▶ Given problem:
Restate the material word for word and leave out anything that is a picture.

::: Input data :::

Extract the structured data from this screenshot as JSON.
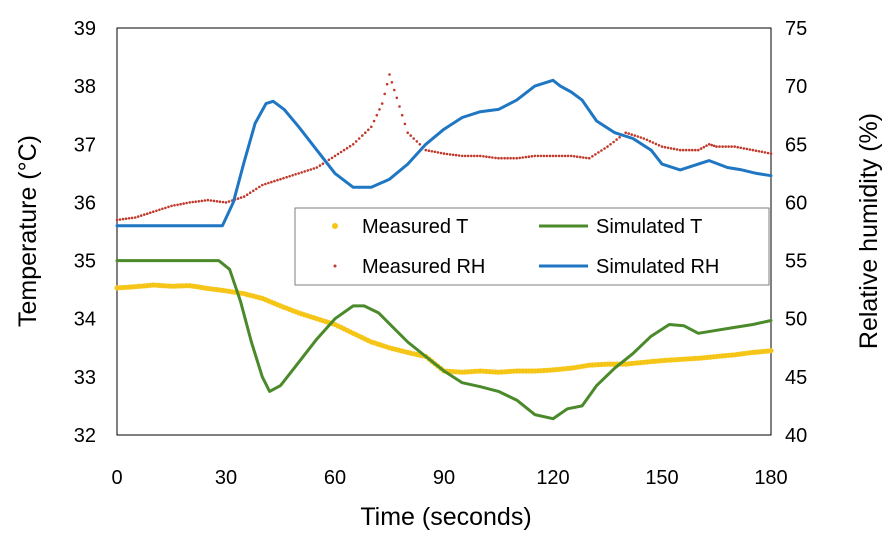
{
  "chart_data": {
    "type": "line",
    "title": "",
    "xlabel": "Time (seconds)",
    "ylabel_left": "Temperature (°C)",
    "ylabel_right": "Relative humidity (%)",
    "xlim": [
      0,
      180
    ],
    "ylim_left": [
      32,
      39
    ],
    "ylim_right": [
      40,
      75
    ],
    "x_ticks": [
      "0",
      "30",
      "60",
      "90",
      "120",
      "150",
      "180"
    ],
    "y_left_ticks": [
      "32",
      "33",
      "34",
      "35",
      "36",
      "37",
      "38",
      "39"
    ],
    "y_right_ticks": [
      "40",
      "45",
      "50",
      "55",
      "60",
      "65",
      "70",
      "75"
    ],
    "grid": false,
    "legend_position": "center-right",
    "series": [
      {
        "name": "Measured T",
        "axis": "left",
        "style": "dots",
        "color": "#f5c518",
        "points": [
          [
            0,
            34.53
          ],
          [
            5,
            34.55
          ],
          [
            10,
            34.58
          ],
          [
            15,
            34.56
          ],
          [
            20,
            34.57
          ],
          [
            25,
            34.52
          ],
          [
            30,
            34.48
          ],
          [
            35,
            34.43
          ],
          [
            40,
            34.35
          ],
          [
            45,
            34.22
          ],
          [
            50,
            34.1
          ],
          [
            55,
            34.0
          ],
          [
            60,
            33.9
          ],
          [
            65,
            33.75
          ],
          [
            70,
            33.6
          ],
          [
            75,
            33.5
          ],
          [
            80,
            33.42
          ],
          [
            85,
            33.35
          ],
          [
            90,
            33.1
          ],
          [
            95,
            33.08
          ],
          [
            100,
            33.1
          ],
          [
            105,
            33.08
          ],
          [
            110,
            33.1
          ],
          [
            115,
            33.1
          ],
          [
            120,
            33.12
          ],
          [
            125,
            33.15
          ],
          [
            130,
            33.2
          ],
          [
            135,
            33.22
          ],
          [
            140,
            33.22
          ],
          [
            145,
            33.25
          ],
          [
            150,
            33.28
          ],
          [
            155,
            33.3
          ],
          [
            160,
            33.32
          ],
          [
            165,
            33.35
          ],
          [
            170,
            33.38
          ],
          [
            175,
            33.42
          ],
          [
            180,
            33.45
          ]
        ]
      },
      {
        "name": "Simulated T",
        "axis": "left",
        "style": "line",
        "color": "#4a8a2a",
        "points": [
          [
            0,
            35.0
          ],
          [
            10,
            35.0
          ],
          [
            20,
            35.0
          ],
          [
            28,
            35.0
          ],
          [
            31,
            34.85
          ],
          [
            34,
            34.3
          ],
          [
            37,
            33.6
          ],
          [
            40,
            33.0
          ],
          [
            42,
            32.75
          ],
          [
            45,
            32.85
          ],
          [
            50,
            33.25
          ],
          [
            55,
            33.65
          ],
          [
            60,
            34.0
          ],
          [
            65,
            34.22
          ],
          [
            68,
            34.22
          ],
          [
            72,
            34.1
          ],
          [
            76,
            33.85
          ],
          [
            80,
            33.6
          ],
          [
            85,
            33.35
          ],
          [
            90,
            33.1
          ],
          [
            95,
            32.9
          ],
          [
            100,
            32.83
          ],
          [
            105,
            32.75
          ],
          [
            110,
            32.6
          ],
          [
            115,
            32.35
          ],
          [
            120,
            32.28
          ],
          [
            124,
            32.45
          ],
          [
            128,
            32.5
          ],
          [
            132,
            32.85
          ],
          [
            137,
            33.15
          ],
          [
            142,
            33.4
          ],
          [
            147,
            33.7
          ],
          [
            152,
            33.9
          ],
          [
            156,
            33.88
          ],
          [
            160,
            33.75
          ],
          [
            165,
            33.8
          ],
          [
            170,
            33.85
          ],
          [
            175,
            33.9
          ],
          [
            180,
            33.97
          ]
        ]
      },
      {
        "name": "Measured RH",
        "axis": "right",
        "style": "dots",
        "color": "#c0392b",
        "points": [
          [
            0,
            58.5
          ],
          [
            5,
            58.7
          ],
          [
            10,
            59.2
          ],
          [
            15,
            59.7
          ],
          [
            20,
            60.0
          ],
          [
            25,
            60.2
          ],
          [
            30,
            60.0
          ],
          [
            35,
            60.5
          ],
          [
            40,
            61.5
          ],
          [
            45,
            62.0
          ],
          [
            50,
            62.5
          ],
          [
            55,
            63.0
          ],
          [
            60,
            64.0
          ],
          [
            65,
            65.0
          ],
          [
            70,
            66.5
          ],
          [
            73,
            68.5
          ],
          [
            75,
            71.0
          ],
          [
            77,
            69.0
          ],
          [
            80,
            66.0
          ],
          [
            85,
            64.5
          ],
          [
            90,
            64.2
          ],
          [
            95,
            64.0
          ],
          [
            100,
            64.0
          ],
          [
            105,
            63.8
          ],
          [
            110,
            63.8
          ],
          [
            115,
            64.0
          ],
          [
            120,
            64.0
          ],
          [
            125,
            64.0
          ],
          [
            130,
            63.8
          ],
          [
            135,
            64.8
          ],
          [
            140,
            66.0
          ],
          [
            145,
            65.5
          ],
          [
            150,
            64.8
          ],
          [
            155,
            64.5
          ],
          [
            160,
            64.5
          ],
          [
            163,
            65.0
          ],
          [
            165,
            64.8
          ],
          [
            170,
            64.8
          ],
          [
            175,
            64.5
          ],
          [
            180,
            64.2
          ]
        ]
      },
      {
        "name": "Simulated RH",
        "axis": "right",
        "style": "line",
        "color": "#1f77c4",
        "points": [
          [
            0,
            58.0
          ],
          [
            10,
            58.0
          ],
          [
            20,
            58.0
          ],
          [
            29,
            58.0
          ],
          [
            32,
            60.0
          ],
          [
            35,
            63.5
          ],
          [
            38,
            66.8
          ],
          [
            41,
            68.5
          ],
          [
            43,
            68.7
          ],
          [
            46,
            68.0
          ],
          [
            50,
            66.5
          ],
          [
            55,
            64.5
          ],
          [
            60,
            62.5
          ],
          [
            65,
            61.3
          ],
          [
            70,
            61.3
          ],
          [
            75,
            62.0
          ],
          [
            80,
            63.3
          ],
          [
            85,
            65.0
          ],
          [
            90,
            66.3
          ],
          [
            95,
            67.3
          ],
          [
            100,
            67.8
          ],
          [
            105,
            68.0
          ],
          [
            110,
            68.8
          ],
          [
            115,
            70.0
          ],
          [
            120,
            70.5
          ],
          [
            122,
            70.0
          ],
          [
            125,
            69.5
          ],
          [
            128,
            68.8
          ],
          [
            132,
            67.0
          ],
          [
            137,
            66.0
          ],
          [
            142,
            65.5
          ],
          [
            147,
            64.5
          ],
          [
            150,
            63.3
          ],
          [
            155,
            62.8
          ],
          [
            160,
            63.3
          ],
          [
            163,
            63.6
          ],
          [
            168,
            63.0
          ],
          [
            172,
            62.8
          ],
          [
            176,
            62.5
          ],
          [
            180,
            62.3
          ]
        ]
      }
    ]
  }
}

:::

▶ The answer:
Extract the structured data from this screenshot as JSON.
{
  "chart_data": {
    "type": "line",
    "title": "",
    "xlabel": "Time (seconds)",
    "ylabel_left": "Temperature (°C)",
    "ylabel_right": "Relative humidity (%)",
    "xlim": [
      0,
      180
    ],
    "ylim_left": [
      32,
      39
    ],
    "ylim_right": [
      40,
      75
    ],
    "x_ticks": [
      "0",
      "30",
      "60",
      "90",
      "120",
      "150",
      "180"
    ],
    "y_left_ticks": [
      "32",
      "33",
      "34",
      "35",
      "36",
      "37",
      "38",
      "39"
    ],
    "y_right_ticks": [
      "40",
      "45",
      "50",
      "55",
      "60",
      "65",
      "70",
      "75"
    ],
    "grid": false,
    "legend_position": "center-right",
    "series": [
      {
        "name": "Measured T",
        "axis": "left",
        "style": "dots",
        "color": "#f5c518",
        "points": [
          [
            0,
            34.53
          ],
          [
            5,
            34.55
          ],
          [
            10,
            34.58
          ],
          [
            15,
            34.56
          ],
          [
            20,
            34.57
          ],
          [
            25,
            34.52
          ],
          [
            30,
            34.48
          ],
          [
            35,
            34.43
          ],
          [
            40,
            34.35
          ],
          [
            45,
            34.22
          ],
          [
            50,
            34.1
          ],
          [
            55,
            34.0
          ],
          [
            60,
            33.9
          ],
          [
            65,
            33.75
          ],
          [
            70,
            33.6
          ],
          [
            75,
            33.5
          ],
          [
            80,
            33.42
          ],
          [
            85,
            33.35
          ],
          [
            90,
            33.1
          ],
          [
            95,
            33.08
          ],
          [
            100,
            33.1
          ],
          [
            105,
            33.08
          ],
          [
            110,
            33.1
          ],
          [
            115,
            33.1
          ],
          [
            120,
            33.12
          ],
          [
            125,
            33.15
          ],
          [
            130,
            33.2
          ],
          [
            135,
            33.22
          ],
          [
            140,
            33.22
          ],
          [
            145,
            33.25
          ],
          [
            150,
            33.28
          ],
          [
            155,
            33.3
          ],
          [
            160,
            33.32
          ],
          [
            165,
            33.35
          ],
          [
            170,
            33.38
          ],
          [
            175,
            33.42
          ],
          [
            180,
            33.45
          ]
        ]
      },
      {
        "name": "Simulated T",
        "axis": "left",
        "style": "line",
        "color": "#4a8a2a",
        "points": [
          [
            0,
            35.0
          ],
          [
            10,
            35.0
          ],
          [
            20,
            35.0
          ],
          [
            28,
            35.0
          ],
          [
            31,
            34.85
          ],
          [
            34,
            34.3
          ],
          [
            37,
            33.6
          ],
          [
            40,
            33.0
          ],
          [
            42,
            32.75
          ],
          [
            45,
            32.85
          ],
          [
            50,
            33.25
          ],
          [
            55,
            33.65
          ],
          [
            60,
            34.0
          ],
          [
            65,
            34.22
          ],
          [
            68,
            34.22
          ],
          [
            72,
            34.1
          ],
          [
            76,
            33.85
          ],
          [
            80,
            33.6
          ],
          [
            85,
            33.35
          ],
          [
            90,
            33.1
          ],
          [
            95,
            32.9
          ],
          [
            100,
            32.83
          ],
          [
            105,
            32.75
          ],
          [
            110,
            32.6
          ],
          [
            115,
            32.35
          ],
          [
            120,
            32.28
          ],
          [
            124,
            32.45
          ],
          [
            128,
            32.5
          ],
          [
            132,
            32.85
          ],
          [
            137,
            33.15
          ],
          [
            142,
            33.4
          ],
          [
            147,
            33.7
          ],
          [
            152,
            33.9
          ],
          [
            156,
            33.88
          ],
          [
            160,
            33.75
          ],
          [
            165,
            33.8
          ],
          [
            170,
            33.85
          ],
          [
            175,
            33.9
          ],
          [
            180,
            33.97
          ]
        ]
      },
      {
        "name": "Measured RH",
        "axis": "right",
        "style": "dots",
        "color": "#c0392b",
        "points": [
          [
            0,
            58.5
          ],
          [
            5,
            58.7
          ],
          [
            10,
            59.2
          ],
          [
            15,
            59.7
          ],
          [
            20,
            60.0
          ],
          [
            25,
            60.2
          ],
          [
            30,
            60.0
          ],
          [
            35,
            60.5
          ],
          [
            40,
            61.5
          ],
          [
            45,
            62.0
          ],
          [
            50,
            62.5
          ],
          [
            55,
            63.0
          ],
          [
            60,
            64.0
          ],
          [
            65,
            65.0
          ],
          [
            70,
            66.5
          ],
          [
            73,
            68.5
          ],
          [
            75,
            71.0
          ],
          [
            77,
            69.0
          ],
          [
            80,
            66.0
          ],
          [
            85,
            64.5
          ],
          [
            90,
            64.2
          ],
          [
            95,
            64.0
          ],
          [
            100,
            64.0
          ],
          [
            105,
            63.8
          ],
          [
            110,
            63.8
          ],
          [
            115,
            64.0
          ],
          [
            120,
            64.0
          ],
          [
            125,
            64.0
          ],
          [
            130,
            63.8
          ],
          [
            135,
            64.8
          ],
          [
            140,
            66.0
          ],
          [
            145,
            65.5
          ],
          [
            150,
            64.8
          ],
          [
            155,
            64.5
          ],
          [
            160,
            64.5
          ],
          [
            163,
            65.0
          ],
          [
            165,
            64.8
          ],
          [
            170,
            64.8
          ],
          [
            175,
            64.5
          ],
          [
            180,
            64.2
          ]
        ]
      },
      {
        "name": "Simulated RH",
        "axis": "right",
        "style": "line",
        "color": "#1f77c4",
        "points": [
          [
            0,
            58.0
          ],
          [
            10,
            58.0
          ],
          [
            20,
            58.0
          ],
          [
            29,
            58.0
          ],
          [
            32,
            60.0
          ],
          [
            35,
            63.5
          ],
          [
            38,
            66.8
          ],
          [
            41,
            68.5
          ],
          [
            43,
            68.7
          ],
          [
            46,
            68.0
          ],
          [
            50,
            66.5
          ],
          [
            55,
            64.5
          ],
          [
            60,
            62.5
          ],
          [
            65,
            61.3
          ],
          [
            70,
            61.3
          ],
          [
            75,
            62.0
          ],
          [
            80,
            63.3
          ],
          [
            85,
            65.0
          ],
          [
            90,
            66.3
          ],
          [
            95,
            67.3
          ],
          [
            100,
            67.8
          ],
          [
            105,
            68.0
          ],
          [
            110,
            68.8
          ],
          [
            115,
            70.0
          ],
          [
            120,
            70.5
          ],
          [
            122,
            70.0
          ],
          [
            125,
            69.5
          ],
          [
            128,
            68.8
          ],
          [
            132,
            67.0
          ],
          [
            137,
            66.0
          ],
          [
            142,
            65.5
          ],
          [
            147,
            64.5
          ],
          [
            150,
            63.3
          ],
          [
            155,
            62.8
          ],
          [
            160,
            63.3
          ],
          [
            163,
            63.6
          ],
          [
            168,
            63.0
          ],
          [
            172,
            62.8
          ],
          [
            176,
            62.5
          ],
          [
            180,
            62.3
          ]
        ]
      }
    ]
  }
}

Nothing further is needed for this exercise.